• Aim:
Reproduce all of the listing below without alteration.

• Records to use:
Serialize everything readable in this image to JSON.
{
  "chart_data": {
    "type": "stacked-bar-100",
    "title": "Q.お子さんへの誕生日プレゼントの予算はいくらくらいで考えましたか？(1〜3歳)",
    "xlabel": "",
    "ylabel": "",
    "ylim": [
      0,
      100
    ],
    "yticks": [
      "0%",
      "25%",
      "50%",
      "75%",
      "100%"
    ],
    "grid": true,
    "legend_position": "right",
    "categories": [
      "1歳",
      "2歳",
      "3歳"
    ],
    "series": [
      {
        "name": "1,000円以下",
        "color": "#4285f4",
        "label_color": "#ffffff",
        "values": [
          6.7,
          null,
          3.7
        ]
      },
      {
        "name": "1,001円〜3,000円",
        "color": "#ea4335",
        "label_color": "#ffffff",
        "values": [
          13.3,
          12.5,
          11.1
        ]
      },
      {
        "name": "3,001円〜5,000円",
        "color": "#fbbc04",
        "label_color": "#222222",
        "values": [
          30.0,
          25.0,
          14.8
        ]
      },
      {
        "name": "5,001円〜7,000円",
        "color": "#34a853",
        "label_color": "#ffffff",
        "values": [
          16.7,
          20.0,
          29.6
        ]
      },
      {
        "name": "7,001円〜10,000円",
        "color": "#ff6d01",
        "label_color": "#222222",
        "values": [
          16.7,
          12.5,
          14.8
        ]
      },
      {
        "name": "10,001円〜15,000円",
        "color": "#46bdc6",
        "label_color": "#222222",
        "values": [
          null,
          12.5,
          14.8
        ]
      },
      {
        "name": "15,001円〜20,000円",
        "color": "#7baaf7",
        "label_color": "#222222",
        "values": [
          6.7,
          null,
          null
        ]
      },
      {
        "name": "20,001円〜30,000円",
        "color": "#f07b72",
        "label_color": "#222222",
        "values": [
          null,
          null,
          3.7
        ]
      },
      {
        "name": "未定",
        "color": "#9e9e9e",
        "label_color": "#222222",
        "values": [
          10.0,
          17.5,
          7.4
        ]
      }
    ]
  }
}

• Solution for this exercise:
Serialize everything readable in this image to JSON.
{
  "chart_data": {
    "type": "stacked-bar-100",
    "title": "Q.お子さんへの誕生日プレゼントの予算はいくらくらいで考えましたか？(1〜3歳)",
    "xlabel": "",
    "ylabel": "",
    "ylim": [
      0,
      100
    ],
    "yticks": [
      "0%",
      "25%",
      "50%",
      "75%",
      "100%"
    ],
    "grid": true,
    "legend_position": "right",
    "categories": [
      "1歳",
      "2歳",
      "3歳"
    ],
    "series": [
      {
        "name": "1,000円以下",
        "color": "#4285f4",
        "label_color": "#ffffff",
        "values": [
          6.7,
          null,
          3.7
        ]
      },
      {
        "name": "1,001円〜3,000円",
        "color": "#ea4335",
        "label_color": "#ffffff",
        "values": [
          13.3,
          12.5,
          11.1
        ]
      },
      {
        "name": "3,001円〜5,000円",
        "color": "#fbbc04",
        "label_color": "#222222",
        "values": [
          30.0,
          25.0,
          14.8
        ]
      },
      {
        "name": "5,001円〜7,000円",
        "color": "#34a853",
        "label_color": "#ffffff",
        "values": [
          16.7,
          20.0,
          29.6
        ]
      },
      {
        "name": "7,001円〜10,000円",
        "color": "#ff6d01",
        "label_color": "#222222",
        "values": [
          16.7,
          12.5,
          14.8
        ]
      },
      {
        "name": "10,001円〜15,000円",
        "color": "#46bdc6",
        "label_color": "#222222",
        "values": [
          null,
          12.5,
          14.8
        ]
      },
      {
        "name": "15,001円〜20,000円",
        "color": "#7baaf7",
        "label_color": "#222222",
        "values": [
          6.7,
          null,
          null
        ]
      },
      {
        "name": "20,001円〜30,000円",
        "color": "#f07b72",
        "label_color": "#222222",
        "values": [
          null,
          null,
          3.7
        ]
      },
      {
        "name": "未定",
        "color": "#9e9e9e",
        "label_color": "#222222",
        "values": [
          10.0,
          17.5,
          7.4
        ]
      }
    ]
  }
}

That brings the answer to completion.